# [Set problem]
What follows is a block of records; restate each one word for word.

# [Task material]
-- start --

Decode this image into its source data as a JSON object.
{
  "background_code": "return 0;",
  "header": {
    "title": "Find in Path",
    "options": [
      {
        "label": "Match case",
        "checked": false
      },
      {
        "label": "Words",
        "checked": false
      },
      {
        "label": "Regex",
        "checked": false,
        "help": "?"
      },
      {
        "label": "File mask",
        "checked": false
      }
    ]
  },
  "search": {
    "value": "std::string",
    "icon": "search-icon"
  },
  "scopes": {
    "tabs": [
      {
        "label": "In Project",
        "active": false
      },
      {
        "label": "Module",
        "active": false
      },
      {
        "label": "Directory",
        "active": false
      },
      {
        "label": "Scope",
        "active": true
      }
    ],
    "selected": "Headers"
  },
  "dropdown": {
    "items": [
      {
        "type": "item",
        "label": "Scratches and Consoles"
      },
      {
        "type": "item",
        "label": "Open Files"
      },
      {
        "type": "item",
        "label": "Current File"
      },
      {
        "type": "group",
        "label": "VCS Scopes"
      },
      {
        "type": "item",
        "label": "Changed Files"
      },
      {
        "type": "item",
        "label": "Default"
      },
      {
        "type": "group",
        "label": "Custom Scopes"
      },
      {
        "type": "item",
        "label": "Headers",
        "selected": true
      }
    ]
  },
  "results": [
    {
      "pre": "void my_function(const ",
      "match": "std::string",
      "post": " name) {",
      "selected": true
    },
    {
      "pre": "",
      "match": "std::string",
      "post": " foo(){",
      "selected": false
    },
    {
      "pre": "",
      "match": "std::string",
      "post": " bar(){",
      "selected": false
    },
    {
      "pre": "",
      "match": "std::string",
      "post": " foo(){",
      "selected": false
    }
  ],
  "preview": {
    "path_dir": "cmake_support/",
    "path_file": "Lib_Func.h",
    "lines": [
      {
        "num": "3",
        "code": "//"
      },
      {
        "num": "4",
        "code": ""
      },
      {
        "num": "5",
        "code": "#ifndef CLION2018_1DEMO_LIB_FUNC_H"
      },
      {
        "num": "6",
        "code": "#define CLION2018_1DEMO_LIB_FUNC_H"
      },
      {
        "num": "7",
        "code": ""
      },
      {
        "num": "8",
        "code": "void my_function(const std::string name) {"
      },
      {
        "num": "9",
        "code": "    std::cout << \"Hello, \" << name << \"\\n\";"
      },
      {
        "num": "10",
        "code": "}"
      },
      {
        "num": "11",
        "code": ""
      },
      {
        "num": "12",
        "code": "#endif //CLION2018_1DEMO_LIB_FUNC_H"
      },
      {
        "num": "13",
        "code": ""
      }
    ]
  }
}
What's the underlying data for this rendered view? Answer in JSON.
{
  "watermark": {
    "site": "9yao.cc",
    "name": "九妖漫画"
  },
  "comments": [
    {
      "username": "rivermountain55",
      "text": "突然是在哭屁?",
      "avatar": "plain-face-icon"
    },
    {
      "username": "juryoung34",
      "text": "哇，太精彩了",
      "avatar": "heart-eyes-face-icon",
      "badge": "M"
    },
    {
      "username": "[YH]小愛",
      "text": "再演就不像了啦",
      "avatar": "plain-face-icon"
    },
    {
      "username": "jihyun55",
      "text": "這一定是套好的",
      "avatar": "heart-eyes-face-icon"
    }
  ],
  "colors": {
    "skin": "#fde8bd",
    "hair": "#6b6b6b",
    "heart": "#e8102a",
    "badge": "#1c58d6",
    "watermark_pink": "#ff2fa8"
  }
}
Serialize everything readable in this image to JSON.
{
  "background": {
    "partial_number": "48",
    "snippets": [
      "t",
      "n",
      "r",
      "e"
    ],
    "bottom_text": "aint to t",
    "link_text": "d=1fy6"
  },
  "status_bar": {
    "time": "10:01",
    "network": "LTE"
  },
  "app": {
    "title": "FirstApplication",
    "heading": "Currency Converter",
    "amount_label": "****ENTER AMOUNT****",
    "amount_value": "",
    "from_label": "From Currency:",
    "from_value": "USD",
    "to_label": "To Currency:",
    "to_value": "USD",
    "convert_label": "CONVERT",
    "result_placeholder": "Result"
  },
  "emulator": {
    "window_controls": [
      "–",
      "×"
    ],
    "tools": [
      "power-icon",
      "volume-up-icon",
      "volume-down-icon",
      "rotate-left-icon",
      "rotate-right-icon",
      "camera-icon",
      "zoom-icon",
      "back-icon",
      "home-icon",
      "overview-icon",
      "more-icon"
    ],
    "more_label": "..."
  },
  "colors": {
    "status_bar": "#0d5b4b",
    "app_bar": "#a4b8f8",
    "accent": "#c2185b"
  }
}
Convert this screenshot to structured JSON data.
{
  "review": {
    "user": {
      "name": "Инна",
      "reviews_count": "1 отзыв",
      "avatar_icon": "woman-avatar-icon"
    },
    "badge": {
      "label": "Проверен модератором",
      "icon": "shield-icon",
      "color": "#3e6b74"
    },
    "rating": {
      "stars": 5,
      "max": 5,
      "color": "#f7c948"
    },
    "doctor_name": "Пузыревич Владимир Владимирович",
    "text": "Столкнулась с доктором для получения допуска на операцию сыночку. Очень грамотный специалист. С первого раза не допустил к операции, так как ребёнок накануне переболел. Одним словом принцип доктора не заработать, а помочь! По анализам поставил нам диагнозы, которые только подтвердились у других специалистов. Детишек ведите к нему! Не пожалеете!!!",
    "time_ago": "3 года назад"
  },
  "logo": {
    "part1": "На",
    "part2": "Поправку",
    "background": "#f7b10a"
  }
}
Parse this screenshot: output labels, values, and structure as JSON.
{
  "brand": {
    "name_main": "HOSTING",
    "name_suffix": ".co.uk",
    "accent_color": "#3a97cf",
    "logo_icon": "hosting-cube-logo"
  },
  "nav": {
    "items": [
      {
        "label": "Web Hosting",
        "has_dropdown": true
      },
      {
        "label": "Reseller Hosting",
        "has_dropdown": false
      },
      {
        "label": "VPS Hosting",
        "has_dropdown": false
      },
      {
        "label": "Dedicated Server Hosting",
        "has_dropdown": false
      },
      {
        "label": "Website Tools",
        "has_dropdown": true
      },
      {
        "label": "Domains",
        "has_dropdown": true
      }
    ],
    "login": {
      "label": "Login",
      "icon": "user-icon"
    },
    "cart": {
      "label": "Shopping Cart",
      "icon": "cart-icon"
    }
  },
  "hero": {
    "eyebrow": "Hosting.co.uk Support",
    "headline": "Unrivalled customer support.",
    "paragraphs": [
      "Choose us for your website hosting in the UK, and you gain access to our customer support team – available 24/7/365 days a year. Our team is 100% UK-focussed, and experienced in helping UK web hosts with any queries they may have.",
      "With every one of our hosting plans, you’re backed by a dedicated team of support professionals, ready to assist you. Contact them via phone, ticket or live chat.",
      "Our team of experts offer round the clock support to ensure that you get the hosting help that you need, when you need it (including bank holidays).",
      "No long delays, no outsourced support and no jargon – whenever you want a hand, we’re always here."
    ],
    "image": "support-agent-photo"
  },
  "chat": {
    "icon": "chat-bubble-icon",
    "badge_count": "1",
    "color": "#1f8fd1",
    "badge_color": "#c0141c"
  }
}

-- end --

# [Task solution]
Decode this image into its source data as a JSON object.
{
  "background_code": "return 0;",
  "header": {
    "title": "Find in Path",
    "options": [
      {
        "label": "Match case",
        "checked": false
      },
      {
        "label": "Words",
        "checked": false
      },
      {
        "label": "Regex",
        "checked": false,
        "help": "?"
      },
      {
        "label": "File mask",
        "checked": false
      }
    ]
  },
  "search": {
    "value": "std::string",
    "icon": "search-icon"
  },
  "scopes": {
    "tabs": [
      {
        "label": "In Project",
        "active": false
      },
      {
        "label": "Module",
        "active": false
      },
      {
        "label": "Directory",
        "active": false
      },
      {
        "label": "Scope",
        "active": true
      }
    ],
    "selected": "Headers"
  },
  "dropdown": {
    "items": [
      {
        "type": "item",
        "label": "Scratches and Consoles"
      },
      {
        "type": "item",
        "label": "Open Files"
      },
      {
        "type": "item",
        "label": "Current File"
      },
      {
        "type": "group",
        "label": "VCS Scopes"
      },
      {
        "type": "item",
        "label": "Changed Files"
      },
      {
        "type": "item",
        "label": "Default"
      },
      {
        "type": "group",
        "label": "Custom Scopes"
      },
      {
        "type": "item",
        "label": "Headers",
        "selected": true
      }
    ]
  },
  "results": [
    {
      "pre": "void my_function(const ",
      "match": "std::string",
      "post": " name) {",
      "selected": true
    },
    {
      "pre": "",
      "match": "std::string",
      "post": " foo(){",
      "selected": false
    },
    {
      "pre": "",
      "match": "std::string",
      "post": " bar(){",
      "selected": false
    },
    {
      "pre": "",
      "match": "std::string",
      "post": " foo(){",
      "selected": false
    }
  ],
  "preview": {
    "path_dir": "cmake_support/",
    "path_file": "Lib_Func.h",
    "lines": [
      {
        "num": "3",
        "code": "//"
      },
      {
        "num": "4",
        "code": ""
      },
      {
        "num": "5",
        "code": "#ifndef CLION2018_1DEMO_LIB_FUNC_H"
      },
      {
        "num": "6",
        "code": "#define CLION2018_1DEMO_LIB_FUNC_H"
      },
      {
        "num": "7",
        "code": ""
      },
      {
        "num": "8",
        "code": "void my_function(const std::string name) {"
      },
      {
        "num": "9",
        "code": "    std::cout << \"Hello, \" << name << \"\\n\";"
      },
      {
        "num": "10",
        "code": "}"
      },
      {
        "num": "11",
        "code": ""
      },
      {
        "num": "12",
        "code": "#endif //CLION2018_1DEMO_LIB_FUNC_H"
      },
      {
        "num": "13",
        "code": ""
      }
    ]
  }
}
What's the underlying data for this rendered view? Answer in JSON.
{
  "watermark": {
    "site": "9yao.cc",
    "name": "九妖漫画"
  },
  "comments": [
    {
      "username": "rivermountain55",
      "text": "突然是在哭屁?",
      "avatar": "plain-face-icon"
    },
    {
      "username": "juryoung34",
      "text": "哇，太精彩了",
      "avatar": "heart-eyes-face-icon",
      "badge": "M"
    },
    {
      "username": "[YH]小愛",
      "text": "再演就不像了啦",
      "avatar": "plain-face-icon"
    },
    {
      "username": "jihyun55",
      "text": "這一定是套好的",
      "avatar": "heart-eyes-face-icon"
    }
  ],
  "colors": {
    "skin": "#fde8bd",
    "hair": "#6b6b6b",
    "heart": "#e8102a",
    "badge": "#1c58d6",
    "watermark_pink": "#ff2fa8"
  }
}
Serialize everything readable in this image to JSON.
{
  "background": {
    "partial_number": "48",
    "snippets": [
      "t",
      "n",
      "r",
      "e"
    ],
    "bottom_text": "aint to t",
    "link_text": "d=1fy6"
  },
  "status_bar": {
    "time": "10:01",
    "network": "LTE"
  },
  "app": {
    "title": "FirstApplication",
    "heading": "Currency Converter",
    "amount_label": "****ENTER AMOUNT****",
    "amount_value": "",
    "from_label": "From Currency:",
    "from_value": "USD",
    "to_label": "To Currency:",
    "to_value": "USD",
    "convert_label": "CONVERT",
    "result_placeholder": "Result"
  },
  "emulator": {
    "window_controls": [
      "–",
      "×"
    ],
    "tools": [
      "power-icon",
      "volume-up-icon",
      "volume-down-icon",
      "rotate-left-icon",
      "rotate-right-icon",
      "camera-icon",
      "zoom-icon",
      "back-icon",
      "home-icon",
      "overview-icon",
      "more-icon"
    ],
    "more_label": "..."
  },
  "colors": {
    "status_bar": "#0d5b4b",
    "app_bar": "#a4b8f8",
    "accent": "#c2185b"
  }
}
Convert this screenshot to structured JSON data.
{
  "review": {
    "user": {
      "name": "Инна",
      "reviews_count": "1 отзыв",
      "avatar_icon": "woman-avatar-icon"
    },
    "badge": {
      "label": "Проверен модератором",
      "icon": "shield-icon",
      "color": "#3e6b74"
    },
    "rating": {
      "stars": 5,
      "max": 5,
      "color": "#f7c948"
    },
    "doctor_name": "Пузыревич Владимир Владимирович",
    "text": "Столкнулась с доктором для получения допуска на операцию сыночку. Очень грамотный специалист. С первого раза не допустил к операции, так как ребёнок накануне переболел. Одним словом принцип доктора не заработать, а помочь! По анализам поставил нам диагнозы, которые только подтвердились у других специалистов. Детишек ведите к нему! Не пожалеете!!!",
    "time_ago": "3 года назад"
  },
  "logo": {
    "part1": "На",
    "part2": "Поправку",
    "background": "#f7b10a"
  }
}
Parse this screenshot: output labels, values, and structure as JSON.
{
  "brand": {
    "name_main": "HOSTING",
    "name_suffix": ".co.uk",
    "accent_color": "#3a97cf",
    "logo_icon": "hosting-cube-logo"
  },
  "nav": {
    "items": [
      {
        "label": "Web Hosting",
        "has_dropdown": true
      },
      {
        "label": "Reseller Hosting",
        "has_dropdown": false
      },
      {
        "label": "VPS Hosting",
        "has_dropdown": false
      },
      {
        "label": "Dedicated Server Hosting",
        "has_dropdown": false
      },
      {
        "label": "Website Tools",
        "has_dropdown": true
      },
      {
        "label": "Domains",
        "has_dropdown": true
      }
    ],
    "login": {
      "label": "Login",
      "icon": "user-icon"
    },
    "cart": {
      "label": "Shopping Cart",
      "icon": "cart-icon"
    }
  },
  "hero": {
    "eyebrow": "Hosting.co.uk Support",
    "headline": "Unrivalled customer support.",
    "paragraphs": [
      "Choose us for your website hosting in the UK, and you gain access to our customer support team – available 24/7/365 days a year. Our team is 100% UK-focussed, and experienced in helping UK web hosts with any queries they may have.",
      "With every one of our hosting plans, you’re backed by a dedicated team of support professionals, ready to assist you. Contact them via phone, ticket or live chat.",
      "Our team of experts offer round the clock support to ensure that you get the hosting help that you need, when you need it (including bank holidays).",
      "No long delays, no outsourced support and no jargon – whenever you want a hand, we’re always here."
    ],
    "image": "support-agent-photo"
  },
  "chat": {
    "icon": "chat-bubble-icon",
    "badge_count": "1",
    "color": "#1f8fd1",
    "badge_color": "#c0141c"
  }
}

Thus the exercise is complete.